Text block

Laplace Equation on a Quarter Disk

Consider the temperature distribution $ T $ on a thin flat piece of metal shaped like a quarter disk of radius $ R $, such that $ r < R, $ and $ 0 < \theta < \frac{\pi}{2}. $

The flat edges at $ \theta = 0 $ and $ \theta = \frac{\pi}{2} $ are insulated, which implies

$$ \partial_{\theta} T(r,0) = 0, \quad \partial_{\theta} T\left(r,\tfrac{\pi}{2}\right) = 0 $$

while the curved edge is held at a constant temperature given by

$$ T(R,\theta) = 4\cos(6\theta) $$

We solve for the steady-state temperature inside the disk, which satisfies Laplace's equation:

$$ \nabla^2 T = 0 $$ $$ \frac{1}{r}\frac{\partial}{\partial r} \left( r\frac{\partial}{\partial r} T(r,\theta) \right) + \frac{1}{r^2}\frac{\partial^2}{\partial \theta^2} T(r,\theta) = 0 $$

Assume a separated solution of the form $ T(r,\theta) = f(r)g(\theta). $

$$ \frac{1}{f(r)} \frac{1}{r} \frac{\partial}{\partial r} \left(rf'(r)\right) + \frac{1}{r^2}\frac{g''(\theta)}{g(\theta)} = 0 $$

Since the radial and angular terms depend on different variables, both sides must equal the same constant.

Set task 1
Quote the passage of the Laplace equation text starting with "while the curved" and going on through "the same constant.".
The rows that follow bear no relation to the text on the Laplace equation, and each may be handled separately.

Supplied data
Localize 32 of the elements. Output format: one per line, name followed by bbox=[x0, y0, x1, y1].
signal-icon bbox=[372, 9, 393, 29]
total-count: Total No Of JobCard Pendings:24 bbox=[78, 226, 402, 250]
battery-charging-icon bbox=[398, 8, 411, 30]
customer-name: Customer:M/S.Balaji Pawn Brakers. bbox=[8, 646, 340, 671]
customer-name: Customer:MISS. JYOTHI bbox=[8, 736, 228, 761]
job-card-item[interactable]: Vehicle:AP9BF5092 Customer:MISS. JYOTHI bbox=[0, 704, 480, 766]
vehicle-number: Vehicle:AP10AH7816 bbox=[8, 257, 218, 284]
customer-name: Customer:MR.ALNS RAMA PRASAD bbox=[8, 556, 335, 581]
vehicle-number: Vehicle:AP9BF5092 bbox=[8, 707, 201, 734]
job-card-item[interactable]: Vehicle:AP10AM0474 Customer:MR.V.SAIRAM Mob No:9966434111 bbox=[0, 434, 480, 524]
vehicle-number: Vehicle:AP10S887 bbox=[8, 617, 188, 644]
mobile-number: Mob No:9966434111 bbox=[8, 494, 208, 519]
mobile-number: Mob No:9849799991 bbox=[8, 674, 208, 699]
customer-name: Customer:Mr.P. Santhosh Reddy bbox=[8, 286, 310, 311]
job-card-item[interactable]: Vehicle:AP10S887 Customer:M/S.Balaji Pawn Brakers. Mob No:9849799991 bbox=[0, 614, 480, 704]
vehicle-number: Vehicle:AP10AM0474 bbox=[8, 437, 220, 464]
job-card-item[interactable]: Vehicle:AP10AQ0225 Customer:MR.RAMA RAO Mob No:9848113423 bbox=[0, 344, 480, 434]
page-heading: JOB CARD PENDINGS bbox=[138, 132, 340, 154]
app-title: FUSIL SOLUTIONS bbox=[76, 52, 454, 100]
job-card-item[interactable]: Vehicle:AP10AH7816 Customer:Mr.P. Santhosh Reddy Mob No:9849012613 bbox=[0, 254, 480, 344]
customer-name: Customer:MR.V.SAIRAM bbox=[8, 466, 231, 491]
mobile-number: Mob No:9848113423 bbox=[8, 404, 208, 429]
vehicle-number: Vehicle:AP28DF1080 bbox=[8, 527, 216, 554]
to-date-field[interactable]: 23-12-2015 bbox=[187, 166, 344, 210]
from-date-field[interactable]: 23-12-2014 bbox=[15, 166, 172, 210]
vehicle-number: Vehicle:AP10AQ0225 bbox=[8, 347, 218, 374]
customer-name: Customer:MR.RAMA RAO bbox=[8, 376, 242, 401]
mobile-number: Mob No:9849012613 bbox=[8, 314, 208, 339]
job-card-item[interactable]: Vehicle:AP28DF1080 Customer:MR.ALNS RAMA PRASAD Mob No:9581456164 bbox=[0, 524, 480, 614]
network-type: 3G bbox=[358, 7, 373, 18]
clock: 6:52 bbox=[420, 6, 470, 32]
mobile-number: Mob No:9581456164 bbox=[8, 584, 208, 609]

Set task 2
Print the rows starting with the first row and going on through the row with "vehicle-number: Vehicle:AP10S887 bbox=[8, 617, 188, 644]", both included.

Task solution 1
while the curved edge is held at a constant temperature given by

$$ T(R,\theta) = 4\cos(6\theta) $$

We solve for the steady-state temperature inside the disk, which satisfies Laplace's equation:

$$ \nabla^2 T = 0 $$ $$ \frac{1}{r}\frac{\partial}{\partial r} \left( r\frac{\partial}{\partial r} T(r,\theta) \right) + \frac{1}{r^2}\frac{\partial^2}{\partial \theta^2} T(r,\theta) = 0 $$

Assume a separated solution of the form $ T(r,\theta) = f(r)g(\theta). $

$$ \frac{1}{f(r)} \frac{1}{r} \frac{\partial}{\partial r} \left(rf'(r)\right) + \frac{1}{r^2}\frac{g''(\theta)}{g(\theta)} = 0 $$

Since the radial and angular terms depend on different variables, both sides must equal the same constant.

Task solution 2
Localize 32 of the elements. Output format: one per line, name followed by bbox=[x0, y0, x1, y1].
signal-icon bbox=[372, 9, 393, 29]
total-count: Total No Of JobCard Pendings:24 bbox=[78, 226, 402, 250]
battery-charging-icon bbox=[398, 8, 411, 30]
customer-name: Customer:M/S.Balaji Pawn Brakers. bbox=[8, 646, 340, 671]
customer-name: Customer:MISS. JYOTHI bbox=[8, 736, 228, 761]
job-card-item[interactable]: Vehicle:AP9BF5092 Customer:MISS. JYOTHI bbox=[0, 704, 480, 766]
vehicle-number: Vehicle:AP10AH7816 bbox=[8, 257, 218, 284]
customer-name: Customer:MR.ALNS RAMA PRASAD bbox=[8, 556, 335, 581]
vehicle-number: Vehicle:AP9BF5092 bbox=[8, 707, 201, 734]
job-card-item[interactable]: Vehicle:AP10AM0474 Customer:MR.V.SAIRAM Mob No:9966434111 bbox=[0, 434, 480, 524]
vehicle-number: Vehicle:AP10S887 bbox=[8, 617, 188, 644]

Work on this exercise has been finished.